• [Problem description]:
Give back every line exactly as it appears, pictures excluded.

________________________________________

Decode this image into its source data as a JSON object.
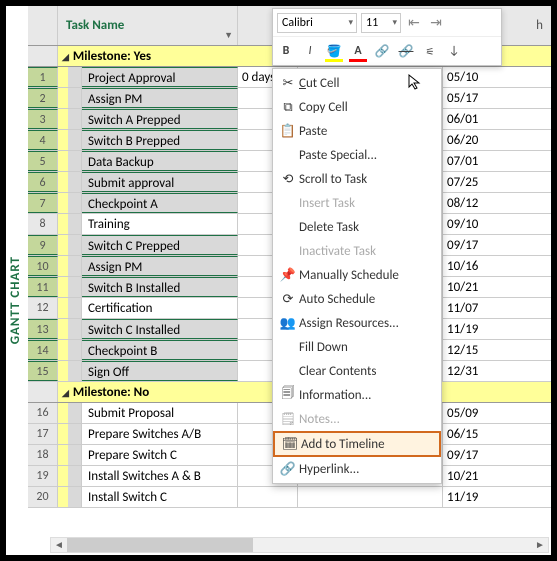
{
  "sidebar_label": "GANTT CHART",
  "header": {
    "task_name": "Task Name"
  },
  "toolbar": {
    "font": "Calibri",
    "size": "11",
    "bold": "B",
    "italic": "I"
  },
  "groups": {
    "yes": "Milestone: Yes",
    "no": "Milestone: No"
  },
  "rows": [
    {
      "n": "1",
      "name": "Project Approval",
      "dur": "0 days",
      "mid": "05/10",
      "date": "05/10",
      "sel": true,
      "gray": true
    },
    {
      "n": "2",
      "name": "Assign PM",
      "dur": "",
      "mid": "",
      "date": "05/17",
      "sel": true,
      "gray": true
    },
    {
      "n": "3",
      "name": "Switch A Prepped",
      "dur": "",
      "mid": "",
      "date": "06/01",
      "sel": true,
      "gray": true
    },
    {
      "n": "4",
      "name": "Switch B Prepped",
      "dur": "",
      "mid": "",
      "date": "06/20",
      "sel": true,
      "gray": true
    },
    {
      "n": "5",
      "name": "Data Backup",
      "dur": "",
      "mid": "",
      "date": "07/01",
      "sel": true,
      "gray": true
    },
    {
      "n": "6",
      "name": "Submit approval",
      "dur": "",
      "mid": "",
      "date": "07/25",
      "sel": true,
      "gray": true
    },
    {
      "n": "7",
      "name": "Checkpoint A",
      "dur": "",
      "mid": "",
      "date": "08/12",
      "sel": true,
      "gray": true
    },
    {
      "n": "8",
      "name": "Training",
      "dur": "",
      "mid": "",
      "date": "09/10",
      "sel": false,
      "gray": false
    },
    {
      "n": "9",
      "name": "Switch C Prepped",
      "dur": "",
      "mid": "",
      "date": "09/17",
      "sel": true,
      "gray": true
    },
    {
      "n": "10",
      "name": "Assign PM",
      "dur": "",
      "mid": "",
      "date": "10/16",
      "sel": true,
      "gray": true
    },
    {
      "n": "11",
      "name": "Switch B Installed",
      "dur": "",
      "mid": "",
      "date": "10/21",
      "sel": true,
      "gray": true
    },
    {
      "n": "12",
      "name": "Certification",
      "dur": "",
      "mid": "",
      "date": "11/07",
      "sel": false,
      "gray": false
    },
    {
      "n": "13",
      "name": "Switch C Installed",
      "dur": "",
      "mid": "",
      "date": "11/19",
      "sel": true,
      "gray": true
    },
    {
      "n": "14",
      "name": "Checkpoint B",
      "dur": "",
      "mid": "",
      "date": "12/15",
      "sel": true,
      "gray": true
    },
    {
      "n": "15",
      "name": "Sign Off",
      "dur": "",
      "mid": "",
      "date": "12/31",
      "sel": true,
      "gray": true
    }
  ],
  "rows_no": [
    {
      "n": "16",
      "name": "Submit Proposal",
      "date": "05/09"
    },
    {
      "n": "17",
      "name": "Prepare Switches A/B",
      "date": "06/15"
    },
    {
      "n": "18",
      "name": "Prepare Switch C",
      "date": "09/17"
    },
    {
      "n": "19",
      "name": "Install Switches A & B",
      "date": "10/21"
    },
    {
      "n": "20",
      "name": "Install Switch C",
      "date": "11/19"
    }
  ],
  "menu": {
    "cut": "Cut Cell",
    "copy": "Copy Cell",
    "paste": "Paste",
    "paste_special": "Paste Special...",
    "scroll": "Scroll to Task",
    "insert": "Insert Task",
    "delete": "Delete Task",
    "inactivate": "Inactivate Task",
    "manual": "Manually Schedule",
    "auto": "Auto Schedule",
    "assign": "Assign Resources...",
    "fill": "Fill Down",
    "clear": "Clear Contents",
    "info": "Information...",
    "notes": "Notes...",
    "timeline": "Add to Timeline",
    "hyperlink": "Hyperlink..."
  },
  "colors": {
    "accent": "#1e7145",
    "sel_bg": "#c4d79b",
    "yellow": "#ffff99",
    "highlight_border": "#d2691e"
  }
}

________________________________________

• [Task answer]:
Decode this image into its source data as a JSON object.
{
  "sidebar_label": "GANTT CHART",
  "header": {
    "task_name": "Task Name"
  },
  "toolbar": {
    "font": "Calibri",
    "size": "11",
    "bold": "B",
    "italic": "I"
  },
  "groups": {
    "yes": "Milestone: Yes",
    "no": "Milestone: No"
  },
  "rows": [
    {
      "n": "1",
      "name": "Project Approval",
      "dur": "0 days",
      "mid": "05/10",
      "date": "05/10",
      "sel": true,
      "gray": true
    },
    {
      "n": "2",
      "name": "Assign PM",
      "dur": "",
      "mid": "",
      "date": "05/17",
      "sel": true,
      "gray": true
    },
    {
      "n": "3",
      "name": "Switch A Prepped",
      "dur": "",
      "mid": "",
      "date": "06/01",
      "sel": true,
      "gray": true
    },
    {
      "n": "4",
      "name": "Switch B Prepped",
      "dur": "",
      "mid": "",
      "date": "06/20",
      "sel": true,
      "gray": true
    },
    {
      "n": "5",
      "name": "Data Backup",
      "dur": "",
      "mid": "",
      "date": "07/01",
      "sel": true,
      "gray": true
    },
    {
      "n": "6",
      "name": "Submit approval",
      "dur": "",
      "mid": "",
      "date": "07/25",
      "sel": true,
      "gray": true
    },
    {
      "n": "7",
      "name": "Checkpoint A",
      "dur": "",
      "mid": "",
      "date": "08/12",
      "sel": true,
      "gray": true
    },
    {
      "n": "8",
      "name": "Training",
      "dur": "",
      "mid": "",
      "date": "09/10",
      "sel": false,
      "gray": false
    },
    {
      "n": "9",
      "name": "Switch C Prepped",
      "dur": "",
      "mid": "",
      "date": "09/17",
      "sel": true,
      "gray": true
    },
    {
      "n": "10",
      "name": "Assign PM",
      "dur": "",
      "mid": "",
      "date": "10/16",
      "sel": true,
      "gray": true
    },
    {
      "n": "11",
      "name": "Switch B Installed",
      "dur": "",
      "mid": "",
      "date": "10/21",
      "sel": true,
      "gray": true
    },
    {
      "n": "12",
      "name": "Certification",
      "dur": "",
      "mid": "",
      "date": "11/07",
      "sel": false,
      "gray": false
    },
    {
      "n": "13",
      "name": "Switch C Installed",
      "dur": "",
      "mid": "",
      "date": "11/19",
      "sel": true,
      "gray": true
    },
    {
      "n": "14",
      "name": "Checkpoint B",
      "dur": "",
      "mid": "",
      "date": "12/15",
      "sel": true,
      "gray": true
    },
    {
      "n": "15",
      "name": "Sign Off",
      "dur": "",
      "mid": "",
      "date": "12/31",
      "sel": true,
      "gray": true
    }
  ],
  "rows_no": [
    {
      "n": "16",
      "name": "Submit Proposal",
      "date": "05/09"
    },
    {
      "n": "17",
      "name": "Prepare Switches A/B",
      "date": "06/15"
    },
    {
      "n": "18",
      "name": "Prepare Switch C",
      "date": "09/17"
    },
    {
      "n": "19",
      "name": "Install Switches A & B",
      "date": "10/21"
    },
    {
      "n": "20",
      "name": "Install Switch C",
      "date": "11/19"
    }
  ],
  "menu": {
    "cut": "Cut Cell",
    "copy": "Copy Cell",
    "paste": "Paste",
    "paste_special": "Paste Special...",
    "scroll": "Scroll to Task",
    "insert": "Insert Task",
    "delete": "Delete Task",
    "inactivate": "Inactivate Task",
    "manual": "Manually Schedule",
    "auto": "Auto Schedule",
    "assign": "Assign Resources...",
    "fill": "Fill Down",
    "clear": "Clear Contents",
    "info": "Information...",
    "notes": "Notes...",
    "timeline": "Add to Timeline",
    "hyperlink": "Hyperlink..."
  },
  "colors": {
    "accent": "#1e7145",
    "sel_bg": "#c4d79b",
    "yellow": "#ffff99",
    "highlight_border": "#d2691e"
  }
}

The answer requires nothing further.